COMPITO BREVE 1:
Traduci in inglese questa frase del brano sul capitalismo: «Davanti a scene così mi sono sempre chiesto perché non superare quel dogma.»

BRANO MOSTRATO:
<<<<
Eppure un modo per far redistribuire meglio il capitalismo o produrre meglio del comunismo, ci sarebbe: basterebbe superare la divisione concettuale – altra invenzione umana – tra imprenditore e lavoratore.

E’ una regola del sistema quella divisione, come direbbe Nuval Harari “è una nostra invenzione” quindi la possiamo cambiare. Anche perché mantiene il feudalesimo nell’unico settore della vita dove sicuramente servirebbe più uguaglianza.

Eppure la politica acreativa lo tratta come un dogma. Quando ad esempio un imprenditore vuol chiudere lo stabilimento e mandare a casa i dipendenti, la politica ipocrita che fa? Tavoli. E i tavoli che fanno? Cercano un altro imprenditore che si prenda i lavoratori, come prende i macchinari e le sedie. E nel frattempo ci mette qualche bel denaro pubblico come ammortizzatore sociale (la cassa integrazione). Praticamente, al posto di risolvere la precarietà di quei lavoratori, trova per loro solo un altro padrone-imprenditore (sovvenzionandolo un po’ per rendere meno rischiosa l’avventura).

Davanti a scene così mi sono sempre chiesto perché non superare quel dogma.

Basta un cambiamento del sistema, in due mosse. Unire il contratto di lavoro al contratto di società e il contratto di società al contratto di relazione.

Difficile da capire detto così? Lo spiego meglio: quando una società ti assume, a tempo indeterminato, tu ne diventi socio. Quanto socio? Una quota progressiva ogni anno, come il tfr. E più progredisci nelle quote più avrai voce in capitolo in assemblea soci più potrai decidere le sorti del posto in cui passi tre quinti del tuo tempo da sveglio (con l’attuale età pensionabile e le prospettive future… per almeno quarant’anni). Come redistribuisce questo sistema? Con gli utili. E se la società perde? Beh è un problema della società. Quindi te, da socio, ti devi impegnare democraticamente all’interno per fare in modo che i problemi non ci siano.

Questo sarebbe “unire il contratto di lavoro al contratto di società”.

Cos’è invece “unire il contratto di società al contratto di relazione”? E’ dire che può avere quote di una società solo chi ha con questa un rapporto economico reale. Compri i miei prodotti? Puoi pagare un po’ del prezzo acquisendo mie quote. Io compro i tuoi servizi? Posso pagare un po’ del prezzo di questi acquisendo le tue quote. L’azionariato diventa come la cittadinanza, non si può dare via solo per speculare. Quindi via l’azionariato dal mercato finanziario.

Sono due idee creative per risolvere un grande problema reale: farci fare economia – cioè scambiare beni e servizi – e redistribuire meglio il benessere affinché nessuno sia bisognoso. Sono idee eretiche? La creatività per sua natura cerca sempre di essere prima di tutto vera e solo dopo “accettata”.
>>>>
RIGHE IN INGRESSO:
<<<<
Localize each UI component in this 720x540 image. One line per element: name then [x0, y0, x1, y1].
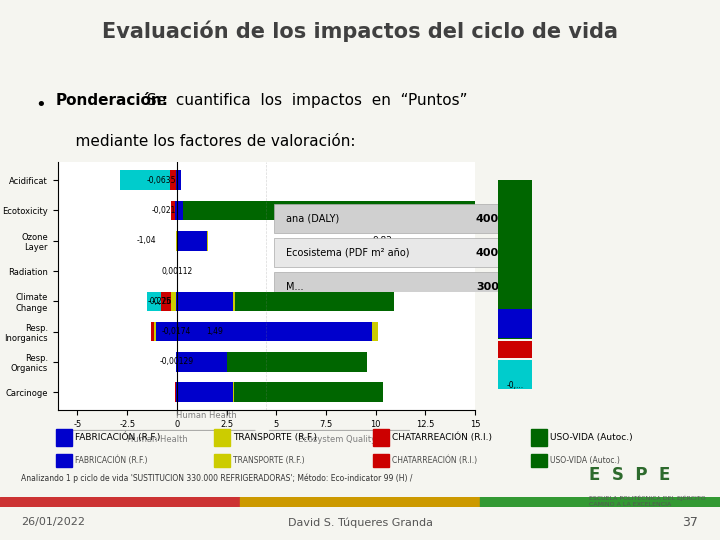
- Text: E  S  P  E: E S P E: [589, 465, 670, 484]
- Bar: [0, 497, 240, 507]
- Text: FABRICACIÓN (R.F.): FABRICACIÓN (R.F.): [75, 456, 148, 465]
- Bar: [228, 352, 366, 372]
- Text: mediante los factores de valoración:: mediante los factores de valoración:: [56, 134, 356, 150]
- Text: Se  cuantifica  los  impactos  en  “Puntos”: Se cuantifica los impactos en “Puntos”: [143, 93, 468, 108]
- Bar: [233, 382, 383, 402]
- Bar: [177, 170, 181, 190]
- Text: -0,75: -0,75: [152, 297, 172, 306]
- Text: -0,...: -0,...: [506, 381, 523, 390]
- Bar: [498, 360, 532, 389]
- Bar: [274, 204, 518, 233]
- Text: USO-VIDA (Autoc.): USO-VIDA (Autoc.): [550, 456, 620, 465]
- Bar: [177, 352, 227, 372]
- Text: 1,49: 1,49: [207, 327, 223, 336]
- Bar: [177, 382, 233, 402]
- Bar: [176, 292, 177, 311]
- Text: TRANSPORTE (R.F.): TRANSPORTE (R.F.): [233, 433, 318, 442]
- Bar: [498, 180, 532, 340]
- Text: Ponderación:: Ponderación:: [56, 93, 169, 108]
- Text: •: •: [35, 96, 46, 114]
- Bar: [176, 170, 177, 190]
- Bar: [215, 454, 230, 467]
- Bar: [56, 429, 72, 445]
- Text: Human Health: Human Health: [127, 435, 188, 444]
- Text: M...: M...: [286, 282, 303, 292]
- Text: CHATARREACIÓN (R.I.): CHATARREACIÓN (R.I.): [392, 456, 477, 465]
- Text: TRANSPORTE (R.F.): TRANSPORTE (R.F.): [233, 456, 305, 465]
- Text: FABRICACIÓN (R.F.): FABRICACIÓN (R.F.): [75, 433, 161, 442]
- Bar: [177, 201, 183, 220]
- Bar: [184, 201, 233, 220]
- Text: Evaluación de los impactos del ciclo de vida: Evaluación de los impactos del ciclo de …: [102, 21, 618, 42]
- Bar: [171, 292, 176, 311]
- Bar: [151, 322, 154, 341]
- Bar: [235, 292, 394, 311]
- Bar: [531, 429, 547, 445]
- Text: -0,0635: -0,0635: [146, 176, 176, 185]
- Bar: [274, 272, 518, 301]
- Text: USO-VIDA (Autoc.): USO-VIDA (Autoc.): [550, 433, 633, 442]
- Bar: [176, 382, 177, 402]
- Text: -0,021: -0,021: [152, 206, 176, 215]
- Bar: [177, 322, 372, 341]
- Bar: [161, 292, 171, 311]
- Text: ana (DALY): ana (DALY): [286, 214, 339, 224]
- Bar: [120, 170, 170, 190]
- Bar: [177, 292, 233, 311]
- Text: 400: 400: [476, 248, 499, 258]
- Text: David S. Túqueres Granda: David S. Túqueres Granda: [287, 517, 433, 528]
- Bar: [240, 497, 480, 507]
- Bar: [156, 322, 177, 341]
- Text: -1,04: -1,04: [137, 237, 156, 245]
- Bar: [56, 454, 72, 467]
- Bar: [498, 341, 532, 359]
- Text: 0,00112: 0,00112: [161, 267, 192, 275]
- Text: ESCUELA POLITÉCNICA DEL EJÉRCITO
CAMINO A LA EXCELENCIA: ESCUELA POLITÉCNICA DEL EJÉRCITO CAMINO …: [589, 495, 706, 507]
- Bar: [170, 170, 176, 190]
- Bar: [373, 454, 389, 467]
- Bar: [227, 352, 228, 372]
- Bar: [154, 322, 156, 341]
- Bar: [175, 201, 177, 220]
- Bar: [177, 231, 207, 251]
- Text: Ecosistema (PDF m² año): Ecosistema (PDF m² año): [286, 248, 410, 258]
- Text: Ecosystem Quality: Ecosystem Quality: [298, 435, 377, 444]
- Bar: [498, 309, 532, 338]
- Bar: [373, 429, 389, 445]
- Text: 26/01/2022: 26/01/2022: [22, 517, 86, 528]
- Text: CHATARREACIÓN (R.I.): CHATARREACIÓN (R.I.): [392, 433, 492, 442]
- Text: 300: 300: [476, 282, 499, 292]
- Bar: [233, 201, 511, 220]
- Bar: [233, 292, 235, 311]
- Text: -0,226: -0,226: [148, 297, 172, 306]
- Bar: [147, 292, 161, 311]
- Bar: [372, 322, 378, 341]
- Text: -0,0174: -0,0174: [162, 327, 192, 336]
- Bar: [171, 201, 175, 220]
- Text: 400: 400: [476, 214, 499, 224]
- Bar: [531, 454, 547, 467]
- Text: Human Health: Human Health: [176, 411, 237, 420]
- Bar: [480, 497, 720, 507]
- Text: -0,00129: -0,00129: [160, 357, 194, 367]
- Bar: [215, 429, 230, 445]
- Bar: [274, 238, 518, 267]
- Text: Analizando 1 p ciclo de vida 'SUSTITUCION 330.000 REFRIGERADORAS'; Método: Eco-i: Analizando 1 p ciclo de vida 'SUSTITUCIO…: [22, 473, 413, 483]
- Text: 37: 37: [683, 516, 698, 529]
- Text: 9,82: 9,82: [372, 237, 392, 245]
>>>>
COMPITO BREVE 2:
Riporta come tabella Markdown, con le colonne «N.» e «Riga», la parte dei record che si apre con la riga contenente "465, 670, 484]" e si chiude con quella contenente "- Bar: [274, 272, 518, 301]", entrambe incluse. Numera le righe e tralascia quelle vuote.

RISPOSTA SCRITTA 1:
Faced with scenes like these, I have always wondered why not move beyond that dogma.

RISPOSTA SCRITTA 2:
| N. | Riga |
|---|---|
| 1 | - Text: E  S  P  E: E S P E: [589, 465, 670, 484] |
| 2 | - Bar: [0, 497, 240, 507] |
| 3 | - Text: FABRICACIÓN (R.F.): FABRICACIÓN (R.F.): [75, 456, 148, 465] |
| 4 | - Bar: [228, 352, 366, 372] |
| 5 | - Text: mediante los factores de valoración:: mediante los factores de valoración:: [56, 134, 356, 150] |
| 6 | - Text: Se  cuantifica  los  impactos  en  “Puntos”: Se cuantifica los impactos en “Puntos”: [143, 93, 468, 108] |
| 7 | - Bar: [233, 382, 383, 402] |
| 8 | - Bar: [177, 170, 181, 190] |
| 9 | - Text: -0,75: -0,75: [152, 297, 172, 306] |
| 10 | - Text: -0,...: -0,...: [506, 381, 523, 390] |
| 11 | - Bar: [498, 360, 532, 389] |
| 12 | - Bar: [274, 204, 518, 233] |
| 13 | - Text: USO-VIDA (Autoc.): USO-VIDA (Autoc.): [550, 456, 620, 465] |
| 14 | - Bar: [177, 352, 227, 372] |
| 15 | - Text: 1,49: 1,49: [207, 327, 223, 336] |
| 16 | - Bar: [177, 382, 233, 402] |
| 17 | - Bar: [176, 292, 177, 311] |
| 18 | - Text: TRANSPORTE (R.F.): TRANSPORTE (R.F.): [233, 433, 318, 442] |
| 19 | - Bar: [498, 180, 532, 340] |
| 20 | - Text: Ponderación:: Ponderación:: [56, 93, 169, 108] |
| 21 | - Text: •: •: [35, 96, 46, 114] |
| 22 | - Bar: [176, 170, 177, 190] |
| 23 | - Bar: [215, 454, 230, 467] |
| 24 | - Bar: [56, 429, 72, 445] |
| 25 | - Text: Human Health: Human Health: [127, 435, 188, 444] |
| 26 | - Text: M...: M...: [286, 282, 303, 292] |
| 27 | - Text: CHATARREACIÓN (R.I.): CHATARREACIÓN (R.I.): [392, 456, 477, 465] |
| 28 | - Text: TRANSPORTE (R.F.): TRANSPORTE (R.F.): [233, 456, 305, 465] |
| 29 | - Text: FABRICACIÓN (R.F.): FABRICACIÓN (R.F.): [75, 433, 161, 442] |
| 30 | - Bar: [177, 201, 183, 220] |
| 31 | - Bar: [184, 201, 233, 220] |
| 32 | - Text: Evaluación de los impactos del ciclo de vida: Evaluación de los impactos del ciclo de …: [102, 21, 618, 42] |
| 33 | - Bar: [171, 292, 176, 311] |
| 34 | - Bar: [151, 322, 154, 341] |
| 35 | - Bar: [235, 292, 394, 311] |
| 36 | - Bar: [531, 429, 547, 445] |
| 37 | - Text: -0,0635: -0,0635: [146, 176, 176, 185] |
| 38 | - Bar: [274, 272, 518, 301] |